(Beginning of THE INPUT)
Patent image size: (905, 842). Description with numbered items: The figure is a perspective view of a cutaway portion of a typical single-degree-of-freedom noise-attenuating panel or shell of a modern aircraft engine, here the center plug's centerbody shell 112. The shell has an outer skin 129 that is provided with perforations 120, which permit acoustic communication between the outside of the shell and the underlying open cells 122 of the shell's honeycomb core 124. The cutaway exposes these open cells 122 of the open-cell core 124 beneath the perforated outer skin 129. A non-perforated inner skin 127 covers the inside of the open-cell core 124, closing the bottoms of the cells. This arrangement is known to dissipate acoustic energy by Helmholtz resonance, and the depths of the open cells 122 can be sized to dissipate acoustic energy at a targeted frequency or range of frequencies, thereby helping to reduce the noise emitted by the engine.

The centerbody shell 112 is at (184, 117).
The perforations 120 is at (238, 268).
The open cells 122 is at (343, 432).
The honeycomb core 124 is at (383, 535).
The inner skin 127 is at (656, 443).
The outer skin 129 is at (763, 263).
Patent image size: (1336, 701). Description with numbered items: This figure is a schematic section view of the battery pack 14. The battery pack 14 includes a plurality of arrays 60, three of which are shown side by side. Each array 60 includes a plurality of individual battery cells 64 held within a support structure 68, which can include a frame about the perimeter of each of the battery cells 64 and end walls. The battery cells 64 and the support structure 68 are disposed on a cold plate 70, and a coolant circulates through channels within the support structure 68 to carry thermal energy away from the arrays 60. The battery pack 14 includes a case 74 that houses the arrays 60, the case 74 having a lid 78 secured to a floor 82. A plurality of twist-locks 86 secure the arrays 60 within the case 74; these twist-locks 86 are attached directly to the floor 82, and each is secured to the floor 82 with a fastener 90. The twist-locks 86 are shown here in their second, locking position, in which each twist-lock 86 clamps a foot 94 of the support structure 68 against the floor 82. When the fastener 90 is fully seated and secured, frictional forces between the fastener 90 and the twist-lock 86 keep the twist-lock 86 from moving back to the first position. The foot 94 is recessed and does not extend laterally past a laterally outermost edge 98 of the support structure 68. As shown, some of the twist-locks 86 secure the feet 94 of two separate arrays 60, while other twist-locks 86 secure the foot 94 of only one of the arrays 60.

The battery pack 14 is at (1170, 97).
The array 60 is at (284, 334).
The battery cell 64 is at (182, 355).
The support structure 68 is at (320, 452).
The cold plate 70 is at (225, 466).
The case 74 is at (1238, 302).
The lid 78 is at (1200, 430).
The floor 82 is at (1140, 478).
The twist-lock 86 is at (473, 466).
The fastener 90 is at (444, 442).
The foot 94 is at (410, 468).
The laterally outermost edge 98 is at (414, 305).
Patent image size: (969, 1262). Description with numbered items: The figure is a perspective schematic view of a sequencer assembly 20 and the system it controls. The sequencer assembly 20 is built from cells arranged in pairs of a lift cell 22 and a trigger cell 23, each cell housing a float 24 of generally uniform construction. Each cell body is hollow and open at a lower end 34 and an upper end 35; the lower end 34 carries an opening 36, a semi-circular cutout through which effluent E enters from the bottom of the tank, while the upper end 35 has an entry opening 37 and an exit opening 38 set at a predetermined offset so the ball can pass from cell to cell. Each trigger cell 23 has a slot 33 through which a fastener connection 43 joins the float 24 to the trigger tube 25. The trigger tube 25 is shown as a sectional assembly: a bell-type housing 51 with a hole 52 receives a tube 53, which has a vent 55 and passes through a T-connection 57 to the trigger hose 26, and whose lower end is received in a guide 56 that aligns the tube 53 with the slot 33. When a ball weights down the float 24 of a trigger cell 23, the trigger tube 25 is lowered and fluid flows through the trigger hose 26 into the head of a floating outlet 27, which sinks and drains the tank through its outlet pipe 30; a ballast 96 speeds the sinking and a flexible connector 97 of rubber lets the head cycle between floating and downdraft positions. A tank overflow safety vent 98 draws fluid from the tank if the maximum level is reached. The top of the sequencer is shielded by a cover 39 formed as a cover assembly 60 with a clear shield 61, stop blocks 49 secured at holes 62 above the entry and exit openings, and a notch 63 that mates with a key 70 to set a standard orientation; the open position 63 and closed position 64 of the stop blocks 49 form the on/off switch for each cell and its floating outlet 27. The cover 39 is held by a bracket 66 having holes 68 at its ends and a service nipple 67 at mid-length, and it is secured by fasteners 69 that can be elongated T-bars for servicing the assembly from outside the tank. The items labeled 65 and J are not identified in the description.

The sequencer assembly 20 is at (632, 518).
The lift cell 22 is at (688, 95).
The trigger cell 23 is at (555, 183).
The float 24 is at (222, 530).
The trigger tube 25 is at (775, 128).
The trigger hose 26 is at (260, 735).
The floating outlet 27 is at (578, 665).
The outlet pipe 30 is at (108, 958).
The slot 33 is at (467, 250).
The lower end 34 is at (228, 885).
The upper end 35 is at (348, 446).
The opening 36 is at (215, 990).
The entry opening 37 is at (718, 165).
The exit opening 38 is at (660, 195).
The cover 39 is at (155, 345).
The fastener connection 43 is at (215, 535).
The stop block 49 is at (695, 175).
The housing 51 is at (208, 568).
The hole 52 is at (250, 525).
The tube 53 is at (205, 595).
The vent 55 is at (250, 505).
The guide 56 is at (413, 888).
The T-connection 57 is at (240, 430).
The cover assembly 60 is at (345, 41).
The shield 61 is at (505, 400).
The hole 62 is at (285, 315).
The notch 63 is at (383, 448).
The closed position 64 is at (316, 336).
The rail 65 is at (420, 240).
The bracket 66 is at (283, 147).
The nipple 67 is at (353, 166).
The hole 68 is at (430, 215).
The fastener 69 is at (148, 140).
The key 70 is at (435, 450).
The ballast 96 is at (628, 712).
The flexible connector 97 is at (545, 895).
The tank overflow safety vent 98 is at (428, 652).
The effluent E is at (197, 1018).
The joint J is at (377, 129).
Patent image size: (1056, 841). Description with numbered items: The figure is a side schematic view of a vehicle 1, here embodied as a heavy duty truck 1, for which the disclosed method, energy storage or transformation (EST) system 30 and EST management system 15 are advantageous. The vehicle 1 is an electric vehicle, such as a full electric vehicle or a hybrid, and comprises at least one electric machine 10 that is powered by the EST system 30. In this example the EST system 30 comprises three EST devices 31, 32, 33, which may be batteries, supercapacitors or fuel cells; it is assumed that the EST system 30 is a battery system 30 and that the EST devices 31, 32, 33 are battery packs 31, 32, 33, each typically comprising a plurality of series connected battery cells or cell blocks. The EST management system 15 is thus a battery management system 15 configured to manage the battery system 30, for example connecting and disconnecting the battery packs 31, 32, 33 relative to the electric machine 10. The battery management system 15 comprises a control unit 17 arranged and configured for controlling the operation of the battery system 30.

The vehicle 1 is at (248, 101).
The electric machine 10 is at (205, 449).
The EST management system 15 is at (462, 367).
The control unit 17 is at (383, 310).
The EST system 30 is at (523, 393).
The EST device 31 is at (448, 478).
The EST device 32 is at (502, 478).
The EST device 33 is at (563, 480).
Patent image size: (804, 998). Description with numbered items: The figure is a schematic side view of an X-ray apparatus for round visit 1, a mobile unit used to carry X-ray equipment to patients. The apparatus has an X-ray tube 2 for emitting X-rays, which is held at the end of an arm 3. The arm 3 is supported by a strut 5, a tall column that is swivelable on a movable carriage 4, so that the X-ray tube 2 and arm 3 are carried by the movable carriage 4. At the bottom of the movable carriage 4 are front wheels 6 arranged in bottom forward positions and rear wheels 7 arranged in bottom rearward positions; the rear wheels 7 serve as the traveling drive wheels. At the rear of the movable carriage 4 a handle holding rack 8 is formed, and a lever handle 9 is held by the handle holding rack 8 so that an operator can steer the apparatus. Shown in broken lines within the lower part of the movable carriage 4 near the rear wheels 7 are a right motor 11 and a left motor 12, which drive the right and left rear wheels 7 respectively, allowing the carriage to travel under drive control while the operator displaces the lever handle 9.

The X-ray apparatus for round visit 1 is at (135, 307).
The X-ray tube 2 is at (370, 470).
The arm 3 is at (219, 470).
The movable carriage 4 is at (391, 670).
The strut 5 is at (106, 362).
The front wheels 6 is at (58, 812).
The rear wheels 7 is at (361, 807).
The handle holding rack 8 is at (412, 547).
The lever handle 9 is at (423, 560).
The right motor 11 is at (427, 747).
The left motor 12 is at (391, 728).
(End of THE INPUT)
## WORK REQUIRED
Beginning with the line that contains "Patent image size: (804, 998).", repeat every line through the end of the records and nothing more.

## ANSWER TO THIS PROBLEM
Patent image size: (804, 998). Description with numbered items: The figure is a schematic side view of an X-ray apparatus for round visit 1, a mobile unit used to carry X-ray equipment to patients. The apparatus has an X-ray tube 2 for emitting X-rays, which is held at the end of an arm 3. The arm 3 is supported by a strut 5, a tall column that is swivelable on a movable carriage 4, so that the X-ray tube 2 and arm 3 are carried by the movable carriage 4. At the bottom of the movable carriage 4 are front wheels 6 arranged in bottom forward positions and rear wheels 7 arranged in bottom rearward positions; the rear wheels 7 serve as the traveling drive wheels. At the rear of the movable carriage 4 a handle holding rack 8 is formed, and a lever handle 9 is held by the handle holding rack 8 so that an operator can steer the apparatus. Shown in broken lines within the lower part of the movable carriage 4 near the rear wheels 7 are a right motor 11 and a left motor 12, which drive the right and left rear wheels 7 respectively, allowing the carriage to travel under drive control while the operator displaces the lever handle 9.

The X-ray apparatus for round visit 1 is at (135, 307).
The X-ray tube 2 is at (370, 470).
The arm 3 is at (219, 470).
The movable carriage 4 is at (391, 670).
The strut 5 is at (106, 362).
The front wheels 6 is at (58, 812).
The rear wheels 7 is at (361, 807).
The handle holding rack 8 is at (412, 547).
The lever handle 9 is at (423, 560).
The right motor 11 is at (427, 747).
The left motor 12 is at (391, 728).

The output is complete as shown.